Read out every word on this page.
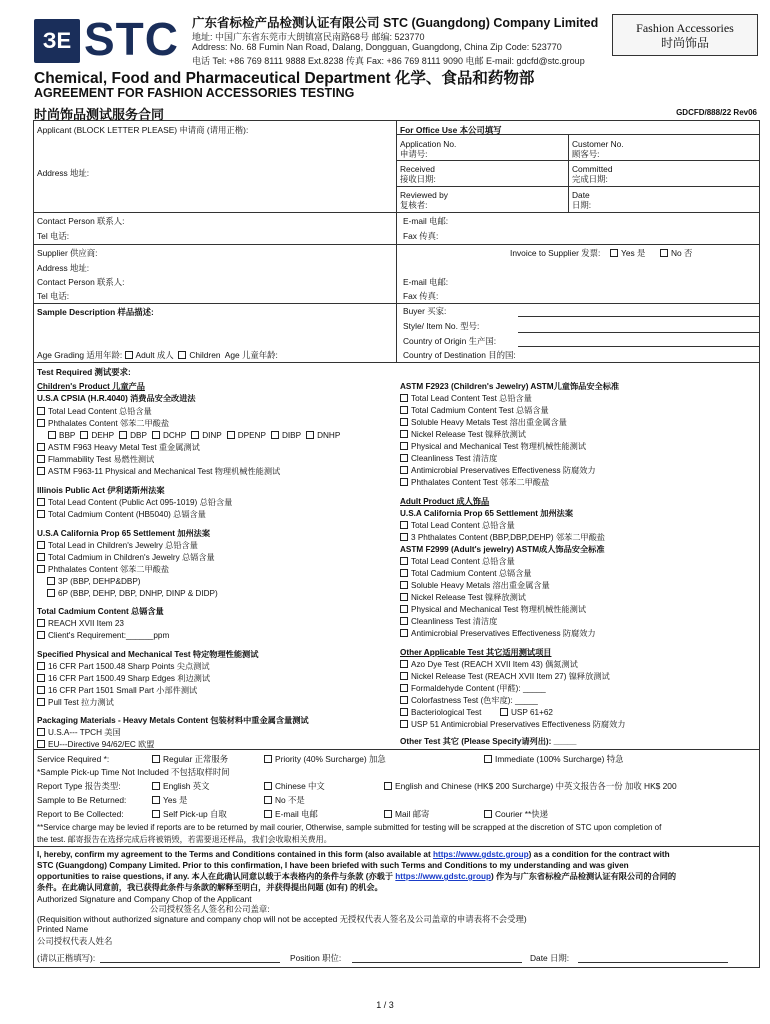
ЗЕ STC 广东省标检产品检测认证有限公司 STC (Guangdong) Company Limited
地址: 中国广东省东莞市大朗镇富民南路68号 邮编: 523770
Address: No. 68 Fumin Nan Road, Dalang, Dongguan, Guangdong, China Zip Code: 523770
电话 Tel: +86 769 8111 9888 Ext.8238 传真 Fax: +86 769 8111 9090 电邮 E-mail: gdcfd@stc.group
Fashion Accessories
时尚饰品
Chemical, Food and Pharmaceutical Department 化学、食品和药物部
AGREEMENT FOR FASHION ACCESSORIES TESTING
时尚饰品测试服务合同	GDCFD/888/22 Rev06
Applicant (BLOCK LETTER PLEASE) 申请商 (请用正楷):
Address 地址:
Contact Person 联系人:
Tel 电话:
E-mail 电邮:
Fax 传真:
Supplier 供应商:	Invoice to Supplier 发票:	Yes 是	No 否
Address 地址:
Contact Person 联系人:
Tel 电话:
E-mail 电邮:
Fax 传真:
Sample Description 样品描述:	Buyer 买家:
Style/ Item No. 型号:
Country of Origin 生产国:
Country of Destination 目的国:
Age Grading 适用年龄: Adult 成人 Children Age 儿童年龄:
For Office Use 本公司填写
Application No.
申请号:
Customer No.
顾客号:
Received
接收日期:
Committed
完成日期:
Reviewed by
复核者:
Date
日期:
Test Required 测试要求:
Children's Product 儿童产品
U.S.A CPSIA (H.R.4040) 消费品安全改进法
Total Lead Content 总铅含量
Phthalates Content 邻苯二甲酸盐
ASTM F963 Heavy Metal Test 重金属测试
Flammability Test 易燃性测试
ASTM F963-11 Physical and Mechanical Test 物理机械性能测试
Illinois Public Act 伊利诺斯州法案
Total Lead Content (Public Act 095-1019) 总铅含量
Total Cadmium Content (HB5040) 总镉含量
U.S.A California Prop 65 Settlement 加州法案
Total Lead in Children's Jewelry 总铅含量
Total Cadmium in Children's Jewelry 总镉含量
Phthalates Content 邻苯二甲酸盐
3P (BBP, DEHP&DBP)
6P (BBP, DEHP, DBP, DNHP, DINP & DIDP)
Total Cadmium Content 总镉含量
REACH XVII Item 23
Client's Requirement:______ppm
Specified Physical and Mechanical Test 特定物理性能测试
16 CFR Part 1500.48 Sharp Points 尖点测试
16 CFR Part 1500.49 Sharp Edges 利边测试
16 CFR Part 1501 Small Part 小部件测试
Pull Test 拉力测试
Packaging Materials - Heavy Metals Content 包装材料中重金属含量测试
U.S.A--- TPCH 美国
EU---Directive 94/62/EC 欧盟
ASTM F2923 (Children's Jewelry) ASTM儿童饰品安全标准
Total Lead Content Test 总铅含量
Total Cadmium Content Test 总镉含量
Soluble Heavy Metals Test 溶出重金属含量
Nickel Release Test 镍释放测试
Physical and Mechanical Test 物理机械性能测试
Cleanliness Test 清洁度
Antimicrobial Preservatives Effectiveness 防腐效力
Phthalates Content Test 邻苯二甲酸盐
Adult Product 成人饰品
U.S.A California Prop 65 Settlement 加州法案
Total Lead Content 总铅含量
3 Phthalates Content (BBP,DBP,DEHP) 邻苯二甲酸盐
ASTM F2999 (Adult's jewelry) ASTM成人饰品安全标准
Total Lead Content 总铅含量
Total Cadmium Content 总镉含量
Soluble Heavy Metals 溶出重金属含量
Nickel Release Test 镍释放测试
Physical and Mechanical Test 物理机械性能测试
Cleanliness Test 清洁度
Antimicrobial Preservatives Effectiveness 防腐效力
Other Applicable Test 其它适用测试项目
Azo Dye Test (REACH XVII Item 43) 偶氮测试
Nickel Release Test (REACH XVII Item 27) 镍释放测试
Formaldehyde Content (甲醛): _____
Colorfastness Test (色牢度): _____
Bacteriological Test
USP 51 Antimicrobial Preservatives Effectiveness 防腐效力
Other Test 其它 (Please Specify请列出): _____
BBP DEHP DBP DCHP DINP DPENP DIBP DNHP
USP 61+62
Service Required *:	Regular 正常服务	Priority (40% Surcharge) 加急	Immediate (100% Surcharge) 特急
*Sample Pick-up Time Not Included 不包括取样时间
Report Type 报告类型:	English 英文	Chinese 中文	English and Chinese (HK$ 200 Surcharge) 中英文报告各一份 加收 HK$ 200
Sample to Be Returned:	Yes 是	No 不是
Report to Be Collected:	Self Pick-up 自取	E-mail 电邮	Mail 邮寄	Courier **快递
**Service charge may be levied if reports are to be returned by mail courier, Otherwise, sample submitted for testing will be scrapped at the discretion of STC upon completion of
the test. 邮寄报告在选择完成后将被销毁，若需要退还样品，我们会收取相关费用。
I, hereby, confirm my agreement to the Terms and Conditions contained in this form (also available at https://www.gdstc.group) as a condition for the contract with
STC (Guangdong) Company Limited. Prior to this confirmation, I have been briefed with such Terms and Conditions to my understanding and was given
opportunities to raise questions, if any. 本人在此确认同意以载于本表格内的条件与条款 (亦载于 https://www.gdstc.group) 作为与广东省标检产品检测认证有限公司的合同的
条件。在此确认同意前，我已获得此条件与条款的解释至明白，并获得提出问题 (如有) 的机会。
Authorized Signature and Company Chop of the Applicant
公司授权签名人签名和公司盖章:
(Requisition without authorized signature and company chop will not be accepted 无授权代表人签名及公司盖章的申请表将不会受理)
Printed Name
公司授权代表人姓名
(请以正楷填写):	Position 职位:	Date 日期:
1 / 3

◇ ◇ ◇

DIRECTIONS -> Filter the records, keeping only lines that contain "Adult", and show those lines.

TASK OUTPUT ->
Age Grading 适用年龄: Adult 成人 Children Age 儿童年龄:
Adult Product 成人饰品
ASTM F2999 (Adult's jewelry) ASTM成人饰品安全标准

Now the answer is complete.